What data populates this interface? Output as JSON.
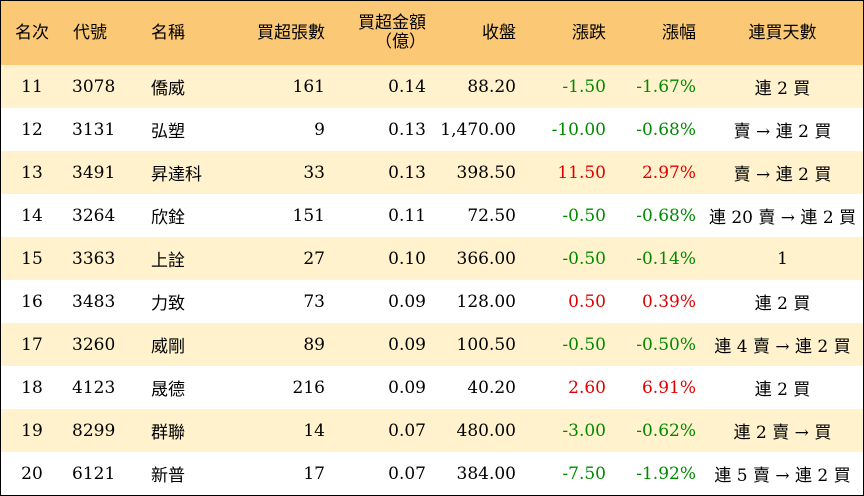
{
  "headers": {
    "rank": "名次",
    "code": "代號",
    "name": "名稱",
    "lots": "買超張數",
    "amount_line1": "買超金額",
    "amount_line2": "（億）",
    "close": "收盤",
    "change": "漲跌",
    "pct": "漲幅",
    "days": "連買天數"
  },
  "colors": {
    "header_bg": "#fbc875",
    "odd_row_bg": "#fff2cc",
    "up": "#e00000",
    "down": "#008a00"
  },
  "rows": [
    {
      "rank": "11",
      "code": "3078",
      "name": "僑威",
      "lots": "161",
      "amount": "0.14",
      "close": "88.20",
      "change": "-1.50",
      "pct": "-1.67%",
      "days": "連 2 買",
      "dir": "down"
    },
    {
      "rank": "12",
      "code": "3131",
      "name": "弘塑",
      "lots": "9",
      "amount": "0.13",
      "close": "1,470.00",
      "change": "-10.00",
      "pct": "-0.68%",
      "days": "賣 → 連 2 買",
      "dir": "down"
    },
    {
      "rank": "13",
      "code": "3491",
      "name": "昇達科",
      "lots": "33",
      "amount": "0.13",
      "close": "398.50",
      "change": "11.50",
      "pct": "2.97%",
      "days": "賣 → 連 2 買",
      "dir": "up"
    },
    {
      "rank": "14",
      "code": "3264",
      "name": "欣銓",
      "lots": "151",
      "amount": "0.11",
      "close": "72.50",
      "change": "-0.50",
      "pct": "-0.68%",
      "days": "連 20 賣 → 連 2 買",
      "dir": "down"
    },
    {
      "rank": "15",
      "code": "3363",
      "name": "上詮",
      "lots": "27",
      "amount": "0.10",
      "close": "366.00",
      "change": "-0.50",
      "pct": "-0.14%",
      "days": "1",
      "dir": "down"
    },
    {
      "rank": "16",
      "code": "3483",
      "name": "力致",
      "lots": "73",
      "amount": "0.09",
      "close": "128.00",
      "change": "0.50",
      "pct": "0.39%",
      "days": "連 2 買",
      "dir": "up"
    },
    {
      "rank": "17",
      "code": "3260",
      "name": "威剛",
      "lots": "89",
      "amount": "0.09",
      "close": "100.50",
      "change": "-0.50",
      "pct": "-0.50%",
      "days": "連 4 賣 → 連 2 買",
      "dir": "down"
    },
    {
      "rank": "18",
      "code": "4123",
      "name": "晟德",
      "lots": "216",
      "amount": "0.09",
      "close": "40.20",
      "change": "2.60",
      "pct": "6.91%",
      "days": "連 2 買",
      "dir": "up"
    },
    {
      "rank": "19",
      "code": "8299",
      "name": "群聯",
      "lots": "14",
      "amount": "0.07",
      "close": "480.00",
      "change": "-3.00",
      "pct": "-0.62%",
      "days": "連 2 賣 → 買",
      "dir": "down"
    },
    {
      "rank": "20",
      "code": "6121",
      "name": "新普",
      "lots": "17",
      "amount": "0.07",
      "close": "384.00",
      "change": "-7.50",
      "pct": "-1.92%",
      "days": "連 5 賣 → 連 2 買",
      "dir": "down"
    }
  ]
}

▬▬▬▬▬▬▬▬▬▬

## Exercise description
Output all of the entries verbatim, leaving out any images.

## Complete answer
What data populates this interface? Output as JSON.
{
  "headers": {
    "rank": "名次",
    "code": "代號",
    "name": "名稱",
    "lots": "買超張數",
    "amount_line1": "買超金額",
    "amount_line2": "（億）",
    "close": "收盤",
    "change": "漲跌",
    "pct": "漲幅",
    "days": "連買天數"
  },
  "colors": {
    "header_bg": "#fbc875",
    "odd_row_bg": "#fff2cc",
    "up": "#e00000",
    "down": "#008a00"
  },
  "rows": [
    {
      "rank": "11",
      "code": "3078",
      "name": "僑威",
      "lots": "161",
      "amount": "0.14",
      "close": "88.20",
      "change": "-1.50",
      "pct": "-1.67%",
      "days": "連 2 買",
      "dir": "down"
    },
    {
      "rank": "12",
      "code": "3131",
      "name": "弘塑",
      "lots": "9",
      "amount": "0.13",
      "close": "1,470.00",
      "change": "-10.00",
      "pct": "-0.68%",
      "days": "賣 → 連 2 買",
      "dir": "down"
    },
    {
      "rank": "13",
      "code": "3491",
      "name": "昇達科",
      "lots": "33",
      "amount": "0.13",
      "close": "398.50",
      "change": "11.50",
      "pct": "2.97%",
      "days": "賣 → 連 2 買",
      "dir": "up"
    },
    {
      "rank": "14",
      "code": "3264",
      "name": "欣銓",
      "lots": "151",
      "amount": "0.11",
      "close": "72.50",
      "change": "-0.50",
      "pct": "-0.68%",
      "days": "連 20 賣 → 連 2 買",
      "dir": "down"
    },
    {
      "rank": "15",
      "code": "3363",
      "name": "上詮",
      "lots": "27",
      "amount": "0.10",
      "close": "366.00",
      "change": "-0.50",
      "pct": "-0.14%",
      "days": "1",
      "dir": "down"
    },
    {
      "rank": "16",
      "code": "3483",
      "name": "力致",
      "lots": "73",
      "amount": "0.09",
      "close": "128.00",
      "change": "0.50",
      "pct": "0.39%",
      "days": "連 2 買",
      "dir": "up"
    },
    {
      "rank": "17",
      "code": "3260",
      "name": "威剛",
      "lots": "89",
      "amount": "0.09",
      "close": "100.50",
      "change": "-0.50",
      "pct": "-0.50%",
      "days": "連 4 賣 → 連 2 買",
      "dir": "down"
    },
    {
      "rank": "18",
      "code": "4123",
      "name": "晟德",
      "lots": "216",
      "amount": "0.09",
      "close": "40.20",
      "change": "2.60",
      "pct": "6.91%",
      "days": "連 2 買",
      "dir": "up"
    },
    {
      "rank": "19",
      "code": "8299",
      "name": "群聯",
      "lots": "14",
      "amount": "0.07",
      "close": "480.00",
      "change": "-3.00",
      "pct": "-0.62%",
      "days": "連 2 賣 → 買",
      "dir": "down"
    },
    {
      "rank": "20",
      "code": "6121",
      "name": "新普",
      "lots": "17",
      "amount": "0.07",
      "close": "384.00",
      "change": "-7.50",
      "pct": "-1.92%",
      "days": "連 5 賣 → 連 2 買",
      "dir": "down"
    }
  ]
}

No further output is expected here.